DO THIS
Gather all lines in the records below that include the word "assets".

DATA TO PROCESS

********

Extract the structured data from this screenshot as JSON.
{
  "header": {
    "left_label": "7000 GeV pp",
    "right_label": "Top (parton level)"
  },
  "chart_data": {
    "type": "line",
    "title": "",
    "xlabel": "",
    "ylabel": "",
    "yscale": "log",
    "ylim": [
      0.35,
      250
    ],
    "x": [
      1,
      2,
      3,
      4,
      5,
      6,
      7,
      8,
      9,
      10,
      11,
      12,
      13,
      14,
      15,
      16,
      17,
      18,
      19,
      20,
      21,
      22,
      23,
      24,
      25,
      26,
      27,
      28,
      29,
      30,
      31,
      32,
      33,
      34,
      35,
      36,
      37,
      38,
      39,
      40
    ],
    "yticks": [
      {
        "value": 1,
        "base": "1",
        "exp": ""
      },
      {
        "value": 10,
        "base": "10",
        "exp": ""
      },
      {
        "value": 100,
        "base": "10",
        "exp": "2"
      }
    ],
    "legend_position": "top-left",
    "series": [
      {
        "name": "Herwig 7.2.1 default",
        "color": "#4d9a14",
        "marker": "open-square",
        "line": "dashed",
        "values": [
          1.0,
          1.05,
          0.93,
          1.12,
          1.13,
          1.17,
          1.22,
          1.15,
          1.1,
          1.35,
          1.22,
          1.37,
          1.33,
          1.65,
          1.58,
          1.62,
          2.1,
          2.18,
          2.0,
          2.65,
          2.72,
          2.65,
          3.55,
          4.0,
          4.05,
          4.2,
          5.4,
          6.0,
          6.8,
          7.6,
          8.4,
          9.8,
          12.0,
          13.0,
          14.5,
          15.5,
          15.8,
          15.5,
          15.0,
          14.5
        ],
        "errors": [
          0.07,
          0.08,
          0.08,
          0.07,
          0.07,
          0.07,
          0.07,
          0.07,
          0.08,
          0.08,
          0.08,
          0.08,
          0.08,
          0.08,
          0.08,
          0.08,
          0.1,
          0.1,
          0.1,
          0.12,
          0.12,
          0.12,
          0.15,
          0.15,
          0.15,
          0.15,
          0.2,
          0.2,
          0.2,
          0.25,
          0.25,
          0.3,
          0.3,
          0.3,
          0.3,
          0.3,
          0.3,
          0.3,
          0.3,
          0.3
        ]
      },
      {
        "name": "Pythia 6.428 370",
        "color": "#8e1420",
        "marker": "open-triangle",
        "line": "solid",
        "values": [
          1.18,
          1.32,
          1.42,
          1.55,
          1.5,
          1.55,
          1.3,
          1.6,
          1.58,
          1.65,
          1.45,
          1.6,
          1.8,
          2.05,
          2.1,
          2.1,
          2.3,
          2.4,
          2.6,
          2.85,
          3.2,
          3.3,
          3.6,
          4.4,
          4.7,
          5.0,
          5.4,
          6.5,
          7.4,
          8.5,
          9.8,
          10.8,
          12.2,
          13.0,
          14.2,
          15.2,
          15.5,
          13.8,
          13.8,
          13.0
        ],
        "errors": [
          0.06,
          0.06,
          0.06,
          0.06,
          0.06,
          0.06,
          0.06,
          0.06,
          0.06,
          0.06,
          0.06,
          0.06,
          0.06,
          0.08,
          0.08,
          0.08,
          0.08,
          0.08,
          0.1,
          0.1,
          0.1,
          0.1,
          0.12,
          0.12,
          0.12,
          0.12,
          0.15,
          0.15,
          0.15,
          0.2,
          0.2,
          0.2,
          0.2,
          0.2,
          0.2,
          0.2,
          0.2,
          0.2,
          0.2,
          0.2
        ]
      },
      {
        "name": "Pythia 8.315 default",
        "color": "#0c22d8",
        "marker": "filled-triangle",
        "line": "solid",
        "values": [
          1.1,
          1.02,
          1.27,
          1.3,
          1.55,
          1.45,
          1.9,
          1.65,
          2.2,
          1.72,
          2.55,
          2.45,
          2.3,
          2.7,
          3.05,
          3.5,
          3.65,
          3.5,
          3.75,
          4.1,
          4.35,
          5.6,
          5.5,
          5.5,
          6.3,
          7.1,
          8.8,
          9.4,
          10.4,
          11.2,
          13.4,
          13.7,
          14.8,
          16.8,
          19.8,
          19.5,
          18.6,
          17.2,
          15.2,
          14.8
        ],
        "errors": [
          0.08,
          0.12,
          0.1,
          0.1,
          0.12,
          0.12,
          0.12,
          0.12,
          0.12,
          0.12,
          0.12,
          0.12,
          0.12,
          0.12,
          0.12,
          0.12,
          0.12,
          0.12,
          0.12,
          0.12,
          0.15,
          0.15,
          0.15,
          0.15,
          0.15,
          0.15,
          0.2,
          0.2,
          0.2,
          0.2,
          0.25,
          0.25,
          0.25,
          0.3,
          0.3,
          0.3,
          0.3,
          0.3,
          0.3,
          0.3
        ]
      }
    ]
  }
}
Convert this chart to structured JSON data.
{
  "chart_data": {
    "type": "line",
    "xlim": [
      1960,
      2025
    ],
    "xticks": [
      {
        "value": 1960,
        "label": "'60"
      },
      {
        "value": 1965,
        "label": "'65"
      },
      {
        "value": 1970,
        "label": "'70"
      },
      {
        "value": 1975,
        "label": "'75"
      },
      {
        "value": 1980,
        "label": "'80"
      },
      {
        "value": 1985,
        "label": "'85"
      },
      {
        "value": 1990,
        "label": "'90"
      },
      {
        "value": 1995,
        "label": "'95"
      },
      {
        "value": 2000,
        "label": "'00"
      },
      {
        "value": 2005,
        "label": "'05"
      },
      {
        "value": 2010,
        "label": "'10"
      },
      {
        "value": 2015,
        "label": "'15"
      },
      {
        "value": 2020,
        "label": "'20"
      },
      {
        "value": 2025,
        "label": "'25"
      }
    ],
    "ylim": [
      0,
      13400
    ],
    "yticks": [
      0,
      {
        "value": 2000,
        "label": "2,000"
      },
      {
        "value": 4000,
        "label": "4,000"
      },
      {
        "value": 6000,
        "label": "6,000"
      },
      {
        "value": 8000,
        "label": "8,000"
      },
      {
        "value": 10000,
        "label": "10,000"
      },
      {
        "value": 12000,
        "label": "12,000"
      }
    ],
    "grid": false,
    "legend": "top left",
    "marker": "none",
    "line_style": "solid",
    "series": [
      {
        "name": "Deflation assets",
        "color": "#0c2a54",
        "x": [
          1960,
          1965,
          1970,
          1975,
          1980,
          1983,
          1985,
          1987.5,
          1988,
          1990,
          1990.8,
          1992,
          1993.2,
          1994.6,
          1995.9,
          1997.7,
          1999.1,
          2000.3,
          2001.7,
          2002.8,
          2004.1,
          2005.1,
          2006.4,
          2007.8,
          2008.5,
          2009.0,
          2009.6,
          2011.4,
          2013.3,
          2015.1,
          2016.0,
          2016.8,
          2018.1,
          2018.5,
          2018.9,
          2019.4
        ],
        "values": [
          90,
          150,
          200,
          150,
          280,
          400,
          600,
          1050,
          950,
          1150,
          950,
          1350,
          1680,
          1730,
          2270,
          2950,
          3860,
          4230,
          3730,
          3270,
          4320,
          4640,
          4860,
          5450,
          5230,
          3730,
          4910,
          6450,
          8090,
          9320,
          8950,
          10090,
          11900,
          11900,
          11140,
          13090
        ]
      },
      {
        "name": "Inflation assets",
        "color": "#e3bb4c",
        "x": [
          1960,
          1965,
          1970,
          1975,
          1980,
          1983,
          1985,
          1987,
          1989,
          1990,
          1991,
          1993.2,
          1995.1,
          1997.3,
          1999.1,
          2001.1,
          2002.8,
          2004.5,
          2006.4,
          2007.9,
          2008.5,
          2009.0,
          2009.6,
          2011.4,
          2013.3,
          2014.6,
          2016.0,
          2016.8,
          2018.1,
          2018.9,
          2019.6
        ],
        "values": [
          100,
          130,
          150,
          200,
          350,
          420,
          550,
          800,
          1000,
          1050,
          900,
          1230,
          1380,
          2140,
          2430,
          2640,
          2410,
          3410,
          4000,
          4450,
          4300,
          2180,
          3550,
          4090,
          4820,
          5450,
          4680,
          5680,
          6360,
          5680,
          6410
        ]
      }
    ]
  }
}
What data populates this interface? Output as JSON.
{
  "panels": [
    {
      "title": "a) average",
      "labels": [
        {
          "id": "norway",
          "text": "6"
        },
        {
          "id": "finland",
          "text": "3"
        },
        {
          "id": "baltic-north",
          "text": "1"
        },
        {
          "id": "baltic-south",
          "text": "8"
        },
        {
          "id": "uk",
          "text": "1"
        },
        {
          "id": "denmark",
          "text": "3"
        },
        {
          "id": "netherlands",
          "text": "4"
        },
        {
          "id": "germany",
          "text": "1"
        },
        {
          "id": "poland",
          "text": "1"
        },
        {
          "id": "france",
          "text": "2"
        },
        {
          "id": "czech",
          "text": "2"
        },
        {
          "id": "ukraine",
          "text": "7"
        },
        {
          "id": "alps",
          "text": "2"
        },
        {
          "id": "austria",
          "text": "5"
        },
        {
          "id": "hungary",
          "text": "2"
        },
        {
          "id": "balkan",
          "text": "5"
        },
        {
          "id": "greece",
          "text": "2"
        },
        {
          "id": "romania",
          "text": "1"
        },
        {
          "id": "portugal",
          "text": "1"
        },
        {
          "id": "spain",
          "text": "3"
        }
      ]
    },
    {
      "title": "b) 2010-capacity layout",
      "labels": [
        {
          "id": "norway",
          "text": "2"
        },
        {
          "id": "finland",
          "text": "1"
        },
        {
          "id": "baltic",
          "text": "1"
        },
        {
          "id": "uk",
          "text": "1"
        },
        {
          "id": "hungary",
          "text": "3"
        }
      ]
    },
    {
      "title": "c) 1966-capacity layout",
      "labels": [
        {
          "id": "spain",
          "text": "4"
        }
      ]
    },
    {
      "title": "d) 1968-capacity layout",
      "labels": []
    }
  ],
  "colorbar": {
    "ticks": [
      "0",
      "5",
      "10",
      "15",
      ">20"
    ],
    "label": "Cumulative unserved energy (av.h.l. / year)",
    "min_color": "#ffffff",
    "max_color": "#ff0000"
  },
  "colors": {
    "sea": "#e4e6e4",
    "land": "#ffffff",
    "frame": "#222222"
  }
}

********

EXPECTED ANSWER
        "name": "Deflation assets",
        "name": "Inflation assets",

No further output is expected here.